→ **PROBLEM TO WORK ON**
Write the records out again, precisely as they stand.

→ **DATA PROVIDED**
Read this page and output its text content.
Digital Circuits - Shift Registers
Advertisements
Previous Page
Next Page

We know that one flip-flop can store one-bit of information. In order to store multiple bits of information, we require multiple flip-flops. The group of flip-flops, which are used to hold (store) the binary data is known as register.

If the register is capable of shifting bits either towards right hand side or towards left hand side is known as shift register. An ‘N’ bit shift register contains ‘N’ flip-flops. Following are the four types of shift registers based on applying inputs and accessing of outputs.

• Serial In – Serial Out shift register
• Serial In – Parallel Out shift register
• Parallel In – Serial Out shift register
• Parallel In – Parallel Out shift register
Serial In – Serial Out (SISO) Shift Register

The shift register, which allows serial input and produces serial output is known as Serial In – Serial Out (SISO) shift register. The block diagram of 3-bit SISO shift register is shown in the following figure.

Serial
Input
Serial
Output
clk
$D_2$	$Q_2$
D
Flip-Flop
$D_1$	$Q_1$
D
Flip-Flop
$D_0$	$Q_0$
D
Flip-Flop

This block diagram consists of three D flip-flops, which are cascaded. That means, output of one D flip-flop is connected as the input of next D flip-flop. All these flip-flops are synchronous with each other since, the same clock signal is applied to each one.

→ **RIGHT ANSWER**
Read this page and output its text content.
Digital Circuits - Shift Registers
Advertisements
Previous Page
Next Page

We know that one flip-flop can store one-bit of information. In order to store multiple bits of information, we require multiple flip-flops. The group of flip-flops, which are used to hold (store) the binary data is known as register.

If the register is capable of shifting bits either towards right hand side or towards left hand side is known as shift register. An ‘N’ bit shift register contains ‘N’ flip-flops. Following are the four types of shift registers based on applying inputs and accessing of outputs.

• Serial In – Serial Out shift register
• Serial In – Parallel Out shift register
• Parallel In – Serial Out shift register
• Parallel In – Parallel Out shift register
Serial In – Serial Out (SISO) Shift Register

The shift register, which allows serial input and produces serial output is known as Serial In – Serial Out (SISO) shift register. The block diagram of 3-bit SISO shift register is shown in the following figure.

Serial
Input
Serial
Output
clk
$D_2$	$Q_2$
D
Flip-Flop
$D_1$	$Q_1$
D
Flip-Flop
$D_0$	$Q_0$
D
Flip-Flop

This block diagram consists of three D flip-flops, which are cascaded. That means, output of one D flip-flop is connected as the input of next D flip-flop. All these flip-flops are synchronous with each other since, the same clock signal is applied to each one.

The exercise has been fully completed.